Gather every line from the entries below that includes "APPLICATION".

==============================

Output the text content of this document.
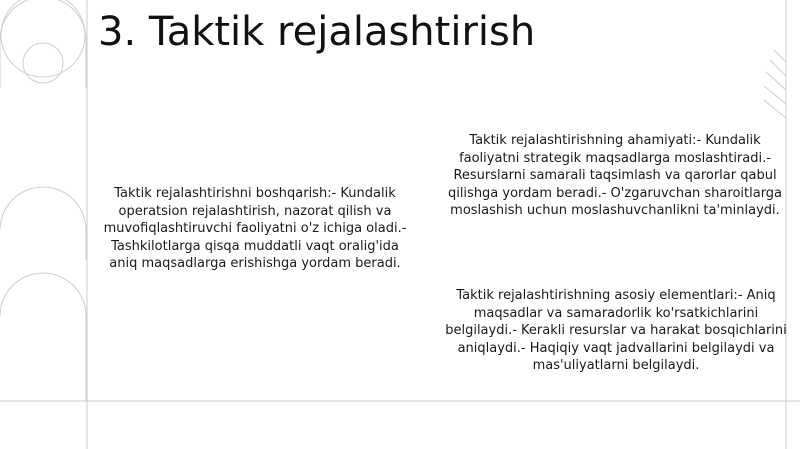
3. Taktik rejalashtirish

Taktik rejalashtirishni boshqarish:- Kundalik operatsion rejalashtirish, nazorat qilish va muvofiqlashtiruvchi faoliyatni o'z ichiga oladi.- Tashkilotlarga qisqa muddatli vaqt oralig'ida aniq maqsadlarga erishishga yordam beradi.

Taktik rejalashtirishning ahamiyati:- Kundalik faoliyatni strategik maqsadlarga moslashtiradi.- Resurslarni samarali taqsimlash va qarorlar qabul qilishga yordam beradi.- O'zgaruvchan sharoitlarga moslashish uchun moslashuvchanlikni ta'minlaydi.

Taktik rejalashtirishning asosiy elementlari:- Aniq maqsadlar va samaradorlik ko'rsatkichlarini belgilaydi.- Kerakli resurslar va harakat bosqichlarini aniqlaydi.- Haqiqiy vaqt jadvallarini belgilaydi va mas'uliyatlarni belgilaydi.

==============================

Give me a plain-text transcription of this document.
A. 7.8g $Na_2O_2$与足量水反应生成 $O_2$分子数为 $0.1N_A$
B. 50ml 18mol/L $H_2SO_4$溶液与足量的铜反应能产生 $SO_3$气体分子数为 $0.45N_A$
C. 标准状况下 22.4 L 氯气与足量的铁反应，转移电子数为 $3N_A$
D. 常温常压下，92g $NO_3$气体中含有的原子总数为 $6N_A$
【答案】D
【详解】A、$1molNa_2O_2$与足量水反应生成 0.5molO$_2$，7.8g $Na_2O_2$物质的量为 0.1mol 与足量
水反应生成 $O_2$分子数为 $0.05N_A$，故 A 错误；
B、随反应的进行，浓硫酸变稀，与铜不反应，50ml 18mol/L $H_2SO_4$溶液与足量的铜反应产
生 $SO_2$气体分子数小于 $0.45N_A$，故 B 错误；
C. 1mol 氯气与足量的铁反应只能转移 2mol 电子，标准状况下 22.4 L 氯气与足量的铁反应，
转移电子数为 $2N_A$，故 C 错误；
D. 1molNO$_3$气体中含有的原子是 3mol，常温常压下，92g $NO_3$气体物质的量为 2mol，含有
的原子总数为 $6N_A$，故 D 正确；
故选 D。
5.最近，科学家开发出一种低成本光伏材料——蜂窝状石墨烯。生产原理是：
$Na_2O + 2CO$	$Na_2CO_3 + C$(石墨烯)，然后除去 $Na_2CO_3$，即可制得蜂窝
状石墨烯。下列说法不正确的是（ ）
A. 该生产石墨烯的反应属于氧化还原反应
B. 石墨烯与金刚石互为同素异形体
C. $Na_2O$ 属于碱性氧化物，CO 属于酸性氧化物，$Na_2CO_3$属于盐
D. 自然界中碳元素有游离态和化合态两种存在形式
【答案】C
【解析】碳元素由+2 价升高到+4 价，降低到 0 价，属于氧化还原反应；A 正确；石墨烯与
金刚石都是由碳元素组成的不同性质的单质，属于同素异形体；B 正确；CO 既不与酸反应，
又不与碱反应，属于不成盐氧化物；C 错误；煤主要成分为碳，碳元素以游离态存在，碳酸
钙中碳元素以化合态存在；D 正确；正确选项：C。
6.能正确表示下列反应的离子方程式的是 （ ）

==============================

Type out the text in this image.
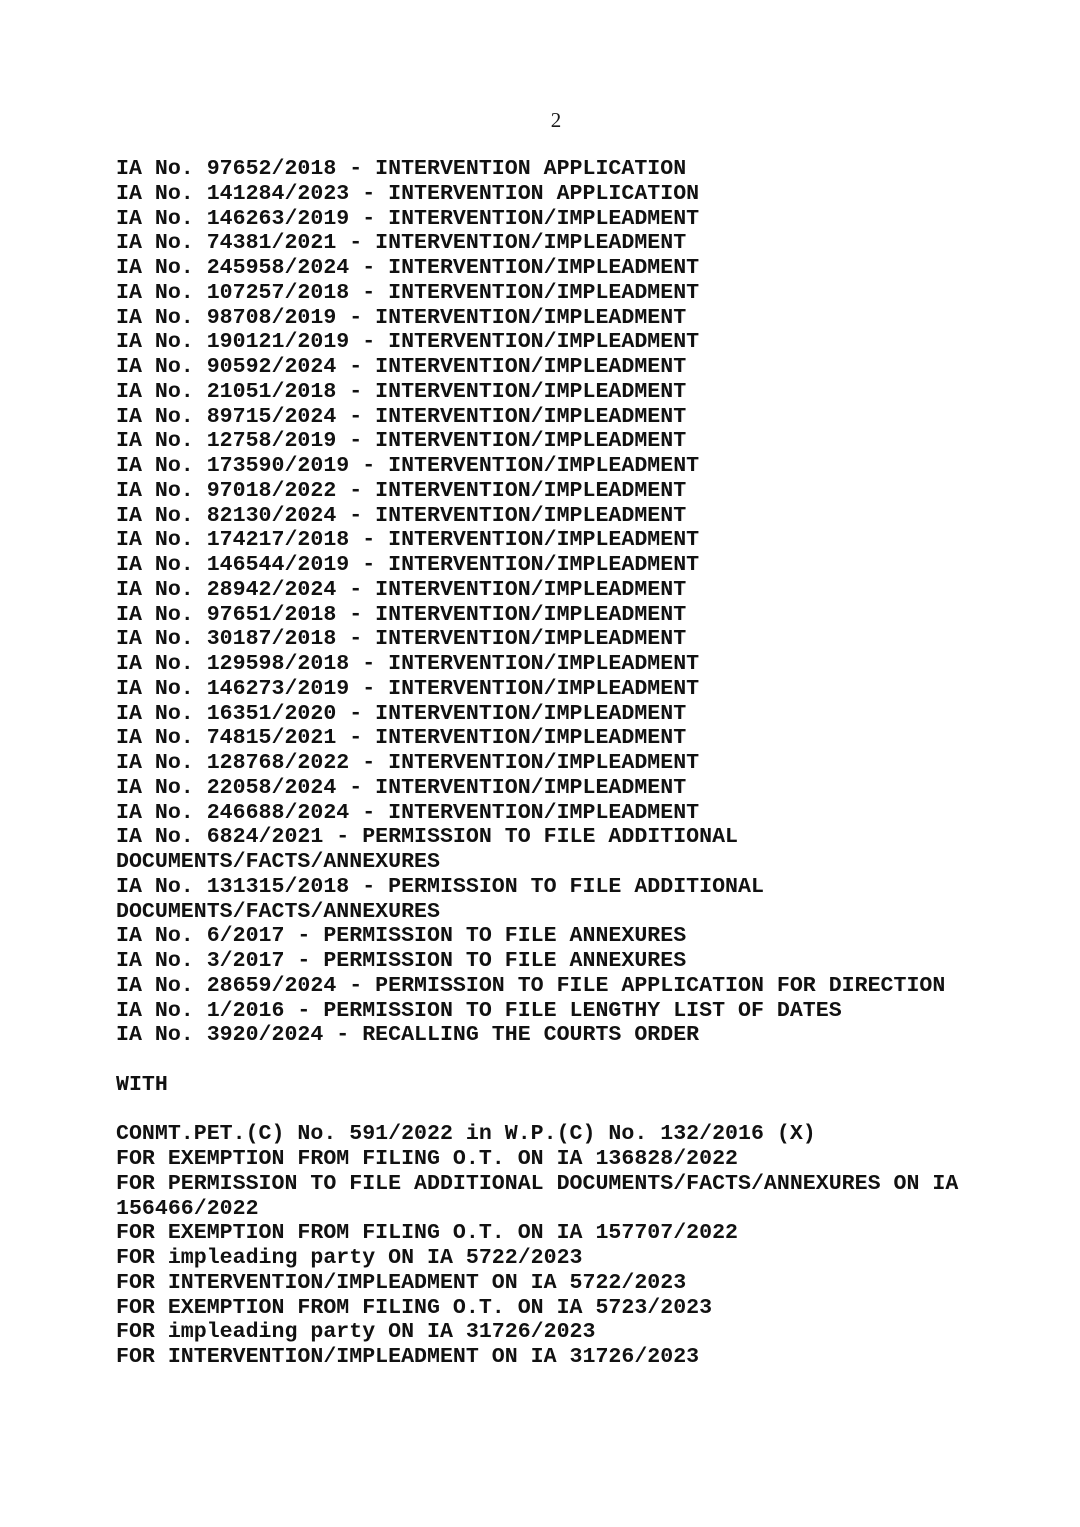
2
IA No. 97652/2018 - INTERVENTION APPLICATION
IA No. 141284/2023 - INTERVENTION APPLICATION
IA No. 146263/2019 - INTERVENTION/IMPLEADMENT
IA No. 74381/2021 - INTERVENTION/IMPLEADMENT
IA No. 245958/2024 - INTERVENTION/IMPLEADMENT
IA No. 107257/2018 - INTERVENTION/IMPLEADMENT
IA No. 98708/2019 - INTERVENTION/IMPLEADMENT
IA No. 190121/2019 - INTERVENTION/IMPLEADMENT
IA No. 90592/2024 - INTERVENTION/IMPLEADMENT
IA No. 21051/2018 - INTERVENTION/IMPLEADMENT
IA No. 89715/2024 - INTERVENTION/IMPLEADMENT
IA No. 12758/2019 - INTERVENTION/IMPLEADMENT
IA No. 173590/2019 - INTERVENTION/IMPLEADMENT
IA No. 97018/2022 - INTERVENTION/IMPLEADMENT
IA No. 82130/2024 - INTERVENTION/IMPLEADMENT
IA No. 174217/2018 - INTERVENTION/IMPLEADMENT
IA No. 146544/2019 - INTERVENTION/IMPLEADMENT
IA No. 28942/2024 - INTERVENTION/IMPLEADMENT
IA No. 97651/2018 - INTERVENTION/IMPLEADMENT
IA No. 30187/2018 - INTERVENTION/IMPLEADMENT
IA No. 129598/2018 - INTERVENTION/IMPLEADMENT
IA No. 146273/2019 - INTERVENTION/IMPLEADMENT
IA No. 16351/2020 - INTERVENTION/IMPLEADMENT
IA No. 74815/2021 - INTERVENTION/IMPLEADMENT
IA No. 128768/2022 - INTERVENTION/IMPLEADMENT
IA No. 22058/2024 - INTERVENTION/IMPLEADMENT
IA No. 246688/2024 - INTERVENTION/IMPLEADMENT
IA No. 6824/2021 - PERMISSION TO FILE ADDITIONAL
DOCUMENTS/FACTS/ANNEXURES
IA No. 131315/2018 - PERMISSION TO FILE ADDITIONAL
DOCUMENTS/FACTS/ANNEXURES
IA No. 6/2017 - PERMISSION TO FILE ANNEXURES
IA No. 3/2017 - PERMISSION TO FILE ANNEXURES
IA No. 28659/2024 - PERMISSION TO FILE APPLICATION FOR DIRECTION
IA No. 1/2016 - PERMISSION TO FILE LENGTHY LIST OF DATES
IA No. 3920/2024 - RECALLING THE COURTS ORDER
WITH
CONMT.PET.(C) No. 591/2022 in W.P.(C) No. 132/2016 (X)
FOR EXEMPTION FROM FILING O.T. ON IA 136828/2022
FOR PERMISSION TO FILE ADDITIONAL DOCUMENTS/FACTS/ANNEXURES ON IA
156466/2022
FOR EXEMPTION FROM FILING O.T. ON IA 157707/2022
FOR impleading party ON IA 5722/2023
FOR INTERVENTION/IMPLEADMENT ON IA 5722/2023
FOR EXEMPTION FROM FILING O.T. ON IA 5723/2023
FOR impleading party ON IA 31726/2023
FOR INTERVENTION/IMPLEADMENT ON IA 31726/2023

==============================

* Result of this exercise *
IA No. 97652/2018 - INTERVENTION APPLICATION
IA No. 141284/2023 - INTERVENTION APPLICATION
IA No. 28659/2024 - PERMISSION TO FILE APPLICATION FOR DIRECTION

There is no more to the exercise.